▶ Written problem
Check every line of the entries that follow, and copy the ones containing "text".

[Items from a dataset]
--- begin ---

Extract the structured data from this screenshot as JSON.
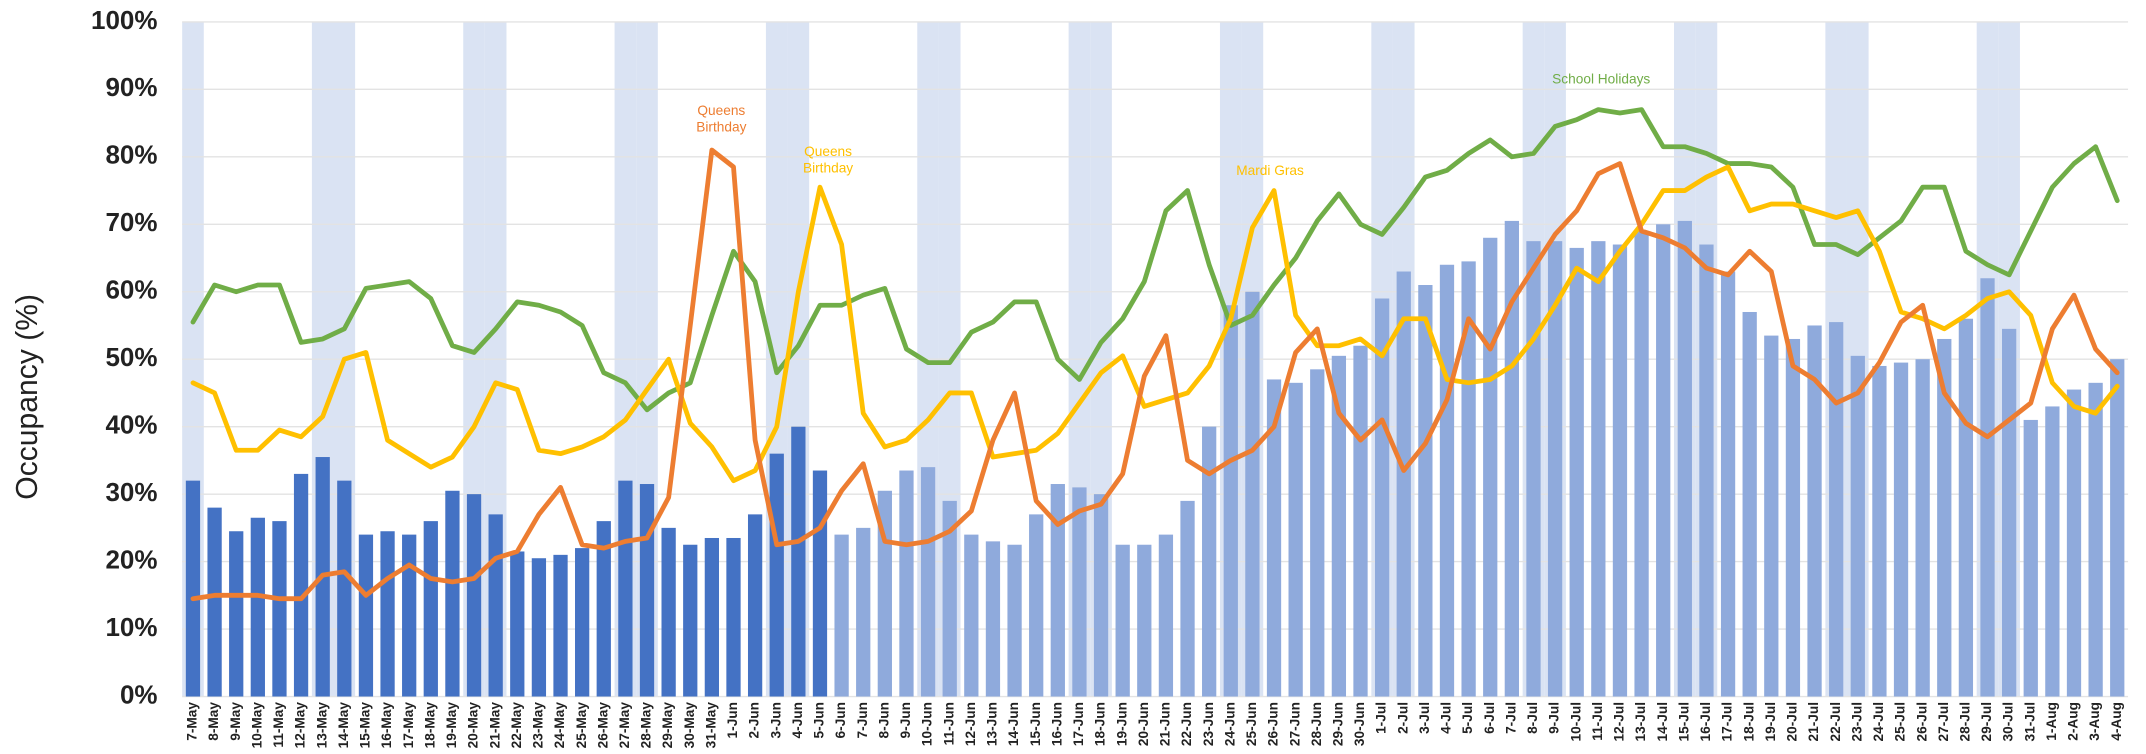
{
  "chart_data": {
    "type": "bar-line",
    "y_label": "Occupancy (%)",
    "ylim": [
      0,
      100
    ],
    "yticks": [
      {
        "value": 0,
        "label": "0%"
      },
      {
        "value": 10,
        "label": "10%"
      },
      {
        "value": 20,
        "label": "20%"
      },
      {
        "value": 30,
        "label": "30%"
      },
      {
        "value": 40,
        "label": "40%"
      },
      {
        "value": 50,
        "label": "50%"
      },
      {
        "value": 60,
        "label": "60%"
      },
      {
        "value": 70,
        "label": "70%"
      },
      {
        "value": 80,
        "label": "80%"
      },
      {
        "value": 90,
        "label": "90%"
      },
      {
        "value": 100,
        "label": "100%"
      }
    ],
    "grid": true,
    "categories": [
      "7-May",
      "8-May",
      "9-May",
      "10-May",
      "11-May",
      "12-May",
      "13-May",
      "14-May",
      "15-May",
      "16-May",
      "17-May",
      "18-May",
      "19-May",
      "20-May",
      "21-May",
      "22-May",
      "23-May",
      "24-May",
      "25-May",
      "26-May",
      "27-May",
      "28-May",
      "29-May",
      "30-May",
      "31-May",
      "1-Jun",
      "2-Jun",
      "3-Jun",
      "4-Jun",
      "5-Jun",
      "6-Jun",
      "7-Jun",
      "8-Jun",
      "9-Jun",
      "10-Jun",
      "11-Jun",
      "12-Jun",
      "13-Jun",
      "14-Jun",
      "15-Jun",
      "16-Jun",
      "17-Jun",
      "18-Jun",
      "19-Jun",
      "20-Jun",
      "21-Jun",
      "22-Jun",
      "23-Jun",
      "24-Jun",
      "25-Jun",
      "26-Jun",
      "27-Jun",
      "28-Jun",
      "29-Jun",
      "30-Jun",
      "1-Jul",
      "2-Jul",
      "3-Jul",
      "4-Jul",
      "5-Jul",
      "6-Jul",
      "7-Jul",
      "8-Jul",
      "9-Jul",
      "10-Jul",
      "11-Jul",
      "12-Jul",
      "13-Jul",
      "14-Jul",
      "15-Jul",
      "16-Jul",
      "17-Jul",
      "18-Jul",
      "19-Jul",
      "20-Jul",
      "21-Jul",
      "22-Jul",
      "23-Jul",
      "24-Jul",
      "25-Jul",
      "26-Jul",
      "27-Jul",
      "28-Jul",
      "29-Jul",
      "30-Jul",
      "31-Jul",
      "1-Aug",
      "2-Aug",
      "3-Aug",
      "4-Aug"
    ],
    "shaded": [
      "7-May",
      "13-May",
      "14-May",
      "20-May",
      "21-May",
      "27-May",
      "28-May",
      "3-Jun",
      "4-Jun",
      "10-Jun",
      "11-Jun",
      "17-Jun",
      "18-Jun",
      "24-Jun",
      "25-Jun",
      "1-Jul",
      "2-Jul",
      "8-Jul",
      "9-Jul",
      "15-Jul",
      "16-Jul",
      "22-Jul",
      "23-Jul",
      "29-Jul",
      "30-Jul"
    ],
    "shade_color": "#dae3f3",
    "series": [
      {
        "type": "bar",
        "color": "#4472c4",
        "values": [
          32,
          28,
          24.5,
          26.5,
          26,
          33,
          35.5,
          32,
          24,
          24.5,
          24,
          26,
          30.5,
          30,
          27,
          21.5,
          20.5,
          21,
          22,
          26,
          32,
          31.5,
          25,
          22.5,
          23.5,
          23.5,
          27,
          36,
          40,
          33.5,
          null,
          null,
          null,
          null,
          null,
          null,
          null,
          null,
          null,
          null,
          null,
          null,
          null,
          null,
          null,
          null,
          null,
          null,
          null,
          null,
          null,
          null,
          null,
          null,
          null,
          null,
          null,
          null,
          null,
          null,
          null,
          null,
          null,
          null,
          null,
          null,
          null,
          null,
          null,
          null,
          null,
          null,
          null,
          null,
          null,
          null,
          null,
          null,
          null,
          null,
          null,
          null,
          null,
          null,
          null,
          null,
          null,
          null,
          null,
          null
        ]
      },
      {
        "type": "bar",
        "color": "#8faadc",
        "values": [
          null,
          null,
          null,
          null,
          null,
          null,
          null,
          null,
          null,
          null,
          null,
          null,
          null,
          null,
          null,
          null,
          null,
          null,
          null,
          null,
          null,
          null,
          null,
          null,
          null,
          null,
          null,
          null,
          null,
          null,
          24,
          25,
          30.5,
          33.5,
          34,
          29,
          24,
          23,
          22.5,
          27,
          31.5,
          31,
          30,
          22.5,
          22.5,
          24,
          29,
          40,
          58,
          60,
          47,
          46.5,
          48.5,
          50.5,
          52,
          59,
          63,
          61,
          64,
          64.5,
          68,
          70.5,
          67.5,
          67.5,
          66.5,
          67.5,
          67,
          69,
          70,
          70.5,
          67,
          63,
          57,
          53.5,
          53,
          55,
          55.5,
          50.5,
          49,
          49.5,
          50,
          53,
          56,
          62,
          54.5,
          41,
          43,
          45.5,
          46.5,
          50
        ]
      },
      {
        "type": "line",
        "color": "#70ad47",
        "values": [
          55.5,
          61,
          60,
          61,
          61,
          52.5,
          53,
          54.5,
          60.5,
          61,
          61.5,
          59,
          52,
          51,
          54.5,
          58.5,
          58,
          57,
          55,
          48,
          46.5,
          42.5,
          45,
          46.5,
          56.5,
          66,
          61.5,
          48,
          52,
          58,
          58,
          59.5,
          60.5,
          51.5,
          49.5,
          49.5,
          54,
          55.5,
          58.5,
          58.5,
          50,
          47,
          52.5,
          56,
          61.5,
          72,
          75,
          64,
          55,
          56.5,
          61,
          65,
          70.5,
          74.5,
          70,
          68.5,
          72.5,
          77,
          78,
          80.5,
          82.5,
          80,
          80.5,
          84.5,
          85.5,
          87,
          86.5,
          87,
          81.5,
          81.5,
          80.5,
          79,
          79,
          78.5,
          75.5,
          67,
          67,
          65.5,
          68,
          70.5,
          75.5,
          75.5,
          66,
          64,
          62.5,
          69,
          75.5,
          79,
          81.5,
          73.5
        ]
      },
      {
        "type": "line",
        "color": "#ffc000",
        "values": [
          46.5,
          45,
          36.5,
          36.5,
          39.5,
          38.5,
          41.5,
          50,
          51,
          38,
          36,
          34,
          35.5,
          40,
          46.5,
          45.5,
          36.5,
          36,
          37,
          38.5,
          41,
          45.5,
          50,
          40.5,
          37,
          32,
          33.5,
          40,
          60,
          75.5,
          67,
          42,
          37,
          38,
          41,
          45,
          45,
          35.5,
          36,
          36.5,
          39,
          43.5,
          48,
          50.5,
          43,
          44,
          45,
          49,
          56,
          69.5,
          75,
          56.5,
          52,
          52,
          53,
          50.5,
          56,
          56,
          47,
          46.5,
          47,
          49,
          53,
          58,
          63.5,
          61.5,
          66,
          70,
          75,
          75,
          77,
          78.5,
          72,
          73,
          73,
          72,
          71,
          72,
          66,
          57,
          56,
          54.5,
          56.5,
          59,
          60,
          56.5,
          46.5,
          43,
          42,
          46
        ]
      },
      {
        "type": "line",
        "color": "#ed7d31",
        "values": [
          14.5,
          15,
          15,
          15,
          14.5,
          14.5,
          18,
          18.5,
          15,
          17.5,
          19.5,
          17.5,
          17,
          17.5,
          20.5,
          21.5,
          27,
          31,
          22.5,
          22,
          23,
          23.5,
          29.5,
          55,
          81,
          78.5,
          38,
          22.5,
          23,
          25,
          30.5,
          34.5,
          23,
          22.5,
          23,
          24.5,
          27.5,
          38,
          45,
          29,
          25.5,
          27.5,
          28.5,
          33,
          47.5,
          53.5,
          35,
          33,
          35,
          36.5,
          40,
          51,
          54.5,
          42,
          38,
          41,
          33.5,
          37.5,
          44,
          56,
          51.5,
          58.5,
          63.5,
          68.5,
          72,
          77.5,
          79,
          69,
          68,
          66.5,
          63.5,
          62.5,
          66,
          63,
          49,
          47,
          43.5,
          45,
          49.5,
          55.5,
          58,
          45,
          40.5,
          38.5,
          41,
          43.5,
          54.5,
          59.5,
          51.5,
          48
        ]
      }
    ],
    "annotations": [
      {
        "text": "Queens Birthday",
        "color": "#ed7d31"
      },
      {
        "text": "Queens Birthday",
        "color": "#ffc000"
      },
      {
        "text": "Mardi Gras",
        "color": "#ffc000"
      },
      {
        "text": "School Holidays",
        "color": "#70ad47"
      }
    ]
  }
}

--- end ---

▶ Correct response
        "text": "Queens Birthday",
        "text": "Queens Birthday",
        "text": "Mardi Gras",
        "text": "School Holidays",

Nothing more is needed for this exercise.